**Data for this task:**
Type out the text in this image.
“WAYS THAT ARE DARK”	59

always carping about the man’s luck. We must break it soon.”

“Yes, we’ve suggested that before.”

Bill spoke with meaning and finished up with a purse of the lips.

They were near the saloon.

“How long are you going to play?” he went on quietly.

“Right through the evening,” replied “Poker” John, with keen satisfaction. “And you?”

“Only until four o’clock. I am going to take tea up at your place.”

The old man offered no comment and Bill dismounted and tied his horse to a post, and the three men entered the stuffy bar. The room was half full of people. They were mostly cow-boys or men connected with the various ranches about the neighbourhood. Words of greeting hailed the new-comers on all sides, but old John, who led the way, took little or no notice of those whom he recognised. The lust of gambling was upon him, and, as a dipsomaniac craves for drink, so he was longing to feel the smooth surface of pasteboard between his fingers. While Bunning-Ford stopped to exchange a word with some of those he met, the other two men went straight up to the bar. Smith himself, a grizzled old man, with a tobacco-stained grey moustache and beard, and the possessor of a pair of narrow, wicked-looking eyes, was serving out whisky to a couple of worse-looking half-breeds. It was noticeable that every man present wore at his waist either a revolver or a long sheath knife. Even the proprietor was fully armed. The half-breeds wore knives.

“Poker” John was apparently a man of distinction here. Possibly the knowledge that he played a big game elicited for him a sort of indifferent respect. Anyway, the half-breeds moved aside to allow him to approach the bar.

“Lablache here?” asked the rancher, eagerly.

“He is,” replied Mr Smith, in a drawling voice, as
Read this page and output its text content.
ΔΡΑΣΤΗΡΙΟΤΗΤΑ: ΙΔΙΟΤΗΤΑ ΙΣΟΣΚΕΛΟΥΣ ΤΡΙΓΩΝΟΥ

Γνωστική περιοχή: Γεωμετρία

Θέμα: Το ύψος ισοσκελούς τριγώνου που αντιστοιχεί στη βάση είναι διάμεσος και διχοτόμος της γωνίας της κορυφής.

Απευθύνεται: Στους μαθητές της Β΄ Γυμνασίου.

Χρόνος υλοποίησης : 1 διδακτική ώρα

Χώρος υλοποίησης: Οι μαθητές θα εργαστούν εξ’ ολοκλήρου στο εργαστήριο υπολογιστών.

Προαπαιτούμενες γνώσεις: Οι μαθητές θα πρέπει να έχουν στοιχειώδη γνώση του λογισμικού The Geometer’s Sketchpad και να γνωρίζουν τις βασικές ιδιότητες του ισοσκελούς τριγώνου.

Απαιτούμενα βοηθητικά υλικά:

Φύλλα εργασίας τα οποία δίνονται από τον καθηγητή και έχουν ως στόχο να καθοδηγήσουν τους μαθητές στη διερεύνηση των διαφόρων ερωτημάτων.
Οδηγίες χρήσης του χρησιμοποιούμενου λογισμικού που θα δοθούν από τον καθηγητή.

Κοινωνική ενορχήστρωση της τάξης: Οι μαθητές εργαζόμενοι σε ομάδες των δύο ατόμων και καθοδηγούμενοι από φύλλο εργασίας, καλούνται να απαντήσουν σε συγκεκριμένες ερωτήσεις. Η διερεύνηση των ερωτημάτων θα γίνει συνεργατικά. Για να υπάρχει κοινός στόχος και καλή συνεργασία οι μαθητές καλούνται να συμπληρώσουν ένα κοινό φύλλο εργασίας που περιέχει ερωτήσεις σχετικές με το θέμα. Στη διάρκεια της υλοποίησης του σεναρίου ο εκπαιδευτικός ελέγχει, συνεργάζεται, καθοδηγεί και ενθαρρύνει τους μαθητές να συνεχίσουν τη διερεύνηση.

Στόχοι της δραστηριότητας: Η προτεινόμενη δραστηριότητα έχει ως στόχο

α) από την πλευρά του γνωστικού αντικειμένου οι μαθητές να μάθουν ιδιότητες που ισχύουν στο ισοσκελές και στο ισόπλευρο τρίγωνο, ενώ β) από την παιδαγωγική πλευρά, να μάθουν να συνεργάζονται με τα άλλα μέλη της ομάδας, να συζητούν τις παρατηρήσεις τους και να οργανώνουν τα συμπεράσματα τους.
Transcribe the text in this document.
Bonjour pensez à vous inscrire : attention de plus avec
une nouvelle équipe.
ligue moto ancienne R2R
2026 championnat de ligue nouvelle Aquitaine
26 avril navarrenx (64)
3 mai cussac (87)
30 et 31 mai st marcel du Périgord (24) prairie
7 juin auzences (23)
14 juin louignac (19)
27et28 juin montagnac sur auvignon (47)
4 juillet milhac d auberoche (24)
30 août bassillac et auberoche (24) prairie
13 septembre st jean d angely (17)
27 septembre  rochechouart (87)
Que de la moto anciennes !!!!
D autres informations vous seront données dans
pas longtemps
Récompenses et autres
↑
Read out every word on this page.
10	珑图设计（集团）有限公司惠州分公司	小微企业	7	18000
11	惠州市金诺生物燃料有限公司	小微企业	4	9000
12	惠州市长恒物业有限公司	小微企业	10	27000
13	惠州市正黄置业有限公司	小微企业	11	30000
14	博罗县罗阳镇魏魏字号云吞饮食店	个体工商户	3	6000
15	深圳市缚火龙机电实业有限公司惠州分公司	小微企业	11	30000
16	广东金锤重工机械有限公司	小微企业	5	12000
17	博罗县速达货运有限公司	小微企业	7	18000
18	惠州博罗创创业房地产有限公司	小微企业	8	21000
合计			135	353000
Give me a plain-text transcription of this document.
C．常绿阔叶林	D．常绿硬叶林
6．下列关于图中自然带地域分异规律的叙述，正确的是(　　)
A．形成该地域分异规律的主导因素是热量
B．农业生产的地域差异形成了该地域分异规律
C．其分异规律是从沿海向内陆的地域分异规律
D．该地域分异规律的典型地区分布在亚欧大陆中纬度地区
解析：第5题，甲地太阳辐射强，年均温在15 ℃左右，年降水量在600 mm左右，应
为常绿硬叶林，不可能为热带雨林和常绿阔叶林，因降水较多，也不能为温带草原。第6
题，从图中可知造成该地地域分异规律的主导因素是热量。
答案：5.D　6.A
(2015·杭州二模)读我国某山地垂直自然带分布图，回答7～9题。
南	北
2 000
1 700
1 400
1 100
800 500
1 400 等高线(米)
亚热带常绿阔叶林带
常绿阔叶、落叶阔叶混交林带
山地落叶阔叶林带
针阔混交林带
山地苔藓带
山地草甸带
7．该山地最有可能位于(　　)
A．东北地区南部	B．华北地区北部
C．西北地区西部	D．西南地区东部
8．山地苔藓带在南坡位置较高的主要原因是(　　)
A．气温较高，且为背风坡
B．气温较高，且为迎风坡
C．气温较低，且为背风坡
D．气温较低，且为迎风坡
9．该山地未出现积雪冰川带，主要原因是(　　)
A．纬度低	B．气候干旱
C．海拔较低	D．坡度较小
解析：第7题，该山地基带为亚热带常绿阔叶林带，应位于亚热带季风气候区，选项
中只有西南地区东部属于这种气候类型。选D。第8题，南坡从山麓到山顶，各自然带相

**Exercise prompt:** Find the lines above that contain the word "ligue" and collect them.

**Task response:**
ligue moto ancienne R2R
2026 championnat de ligue nouvelle Aquitaine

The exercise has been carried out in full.